Return every line of the records below verbatim, with no pictures in the copy.

-- BEGIN Dataset records --

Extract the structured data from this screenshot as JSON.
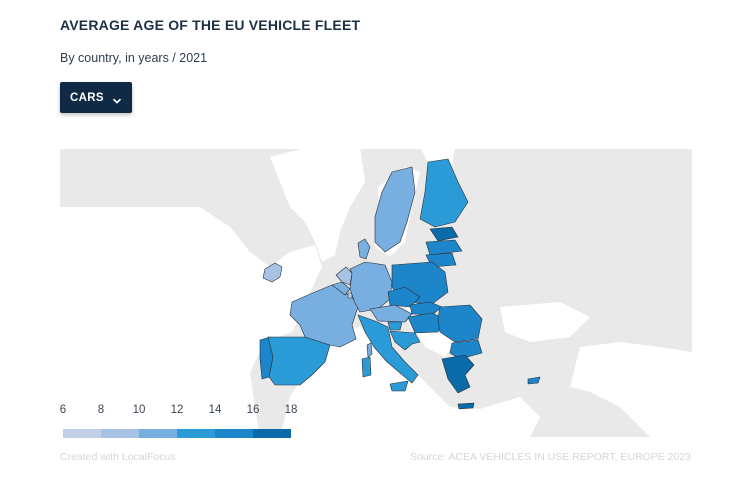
{
  "header": {
    "title": "AVERAGE AGE OF THE EU VEHICLE FLEET",
    "subtitle": "By country, in years / 2021"
  },
  "dropdown": {
    "label": "CARS",
    "icon": "chevron-down-icon"
  },
  "legend": {
    "ticks": [
      "6",
      "8",
      "10",
      "12",
      "14",
      "16",
      "18"
    ],
    "colors": [
      "#c3cfe6",
      "#a6c3e6",
      "#78aee0",
      "#2a9bd6",
      "#1d85c9",
      "#0b6aa8"
    ]
  },
  "colors": {
    "land": "#e8e8e8",
    "sea": "#ffffff",
    "border": "#2b2f36",
    "brand_dark": "#0e2a45"
  },
  "footer": {
    "credit": "Created with LocalFocus",
    "source": "Source: ACEA VEHICLES IN USE REPORT, EUROPE 2023"
  }
}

-- END Dataset records --

__Answer in full__
Extract the structured data from this screenshot as JSON.
{
  "header": {
    "title": "AVERAGE AGE OF THE EU VEHICLE FLEET",
    "subtitle": "By country, in years / 2021"
  },
  "dropdown": {
    "label": "CARS",
    "icon": "chevron-down-icon"
  },
  "legend": {
    "ticks": [
      "6",
      "8",
      "10",
      "12",
      "14",
      "16",
      "18"
    ],
    "colors": [
      "#c3cfe6",
      "#a6c3e6",
      "#78aee0",
      "#2a9bd6",
      "#1d85c9",
      "#0b6aa8"
    ]
  },
  "colors": {
    "land": "#e8e8e8",
    "sea": "#ffffff",
    "border": "#2b2f36",
    "brand_dark": "#0e2a45"
  },
  "footer": {
    "credit": "Created with LocalFocus",
    "source": "Source: ACEA VEHICLES IN USE REPORT, EUROPE 2023"
  }
}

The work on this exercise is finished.